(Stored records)
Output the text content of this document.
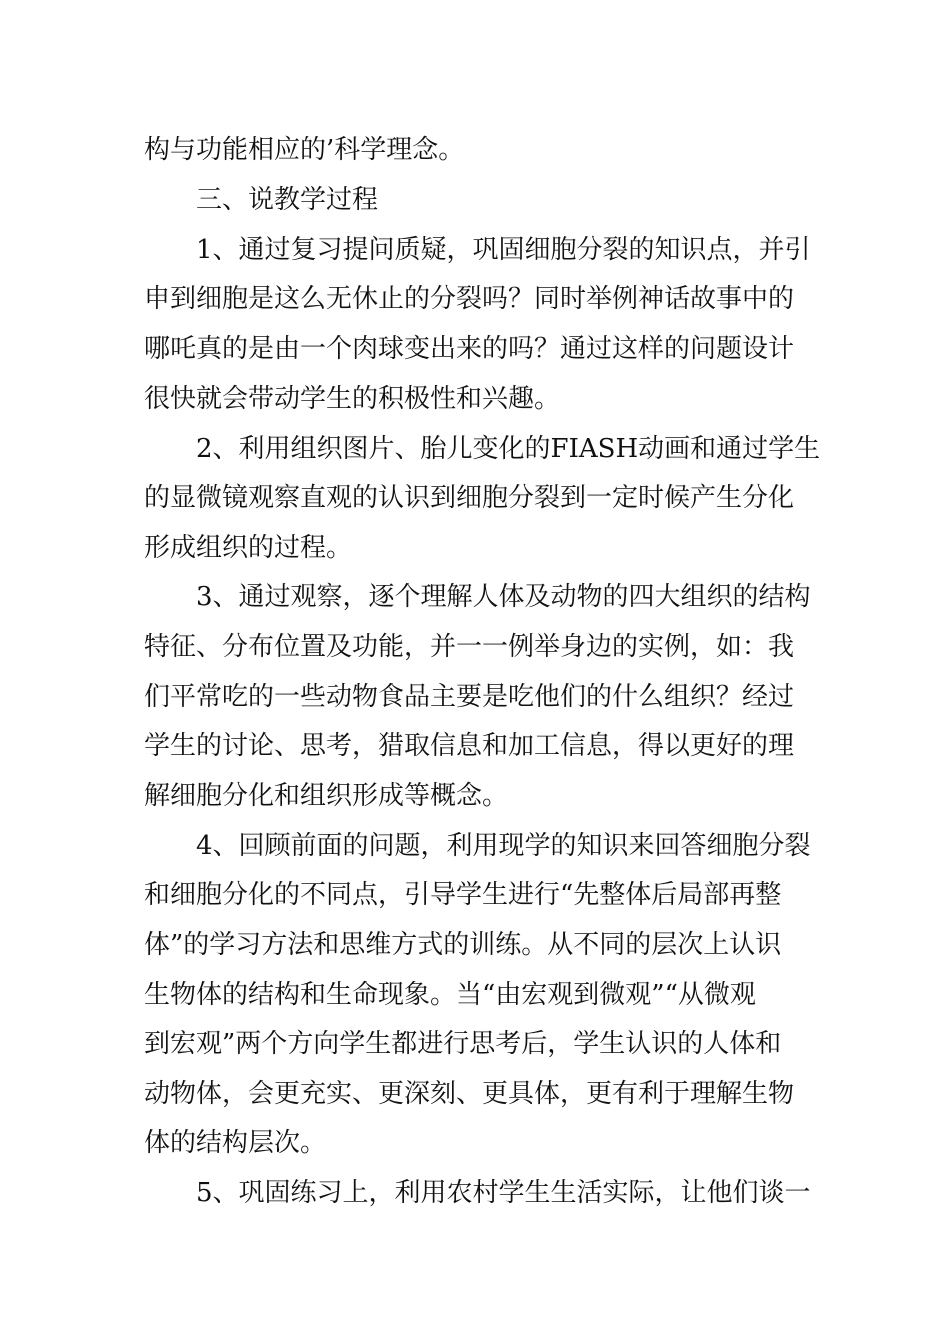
构与功能相应的’科学理念。
三、说教学过程
1、通过复习提问质疑，巩固细胞分裂的知识点，并引
申到细胞是这么无休止的分裂吗？同时举例神话故事中的
哪吒真的是由一个肉球变出来的吗？通过这样的问题设计
很快就会带动学生的积极性和兴趣。
2、利用组织图片、胎儿变化的FIASH动画和通过学生
的显微镜观察直观的认识到细胞分裂到一定时候产生分化
形成组织的过程。
3、通过观察，逐个理解人体及动物的四大组织的结构
特征、分布位置及功能，并一一例举身边的实例，如：我
们平常吃的一些动物食品主要是吃他们的什么组织？经过
学生的讨论、思考，猎取信息和加工信息，得以更好的理
解细胞分化和组织形成等概念。
4、回顾前面的问题，利用现学的知识来回答细胞分裂
和细胞分化的不同点，引导学生进行“先整体后局部再整
体”的学习方法和思维方式的训练。从不同的层次上认识
生物体的结构和生命现象。当“由宏观到微观”“从微观
到宏观”两个方向学生都进行思考后，学生认识的人体和
动物体，会更充实、更深刻、更具体，更有利于理解生物
体的结构层次。
5、巩固练习上，利用农村学生生活实际，让他们谈一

=== Exercise prompt ===
Transcribe the records above verbatim. Do not carry over any picture.

=== Finished answer ===
Output the text content of this document.
构与功能相应的’科学理念。
三、说教学过程
1、通过复习提问质疑，巩固细胞分裂的知识点，并引
申到细胞是这么无休止的分裂吗？同时举例神话故事中的
哪吒真的是由一个肉球变出来的吗？通过这样的问题设计
很快就会带动学生的积极性和兴趣。
2、利用组织图片、胎儿变化的FIASH动画和通过学生
的显微镜观察直观的认识到细胞分裂到一定时候产生分化
形成组织的过程。
3、通过观察，逐个理解人体及动物的四大组织的结构
特征、分布位置及功能，并一一例举身边的实例，如：我
们平常吃的一些动物食品主要是吃他们的什么组织？经过
学生的讨论、思考，猎取信息和加工信息，得以更好的理
解细胞分化和组织形成等概念。
4、回顾前面的问题，利用现学的知识来回答细胞分裂
和细胞分化的不同点，引导学生进行“先整体后局部再整
体”的学习方法和思维方式的训练。从不同的层次上认识
生物体的结构和生命现象。当“由宏观到微观”“从微观
到宏观”两个方向学生都进行思考后，学生认识的人体和
动物体，会更充实、更深刻、更具体，更有利于理解生物
体的结构层次。
5、巩固练习上，利用农村学生生活实际，让他们谈一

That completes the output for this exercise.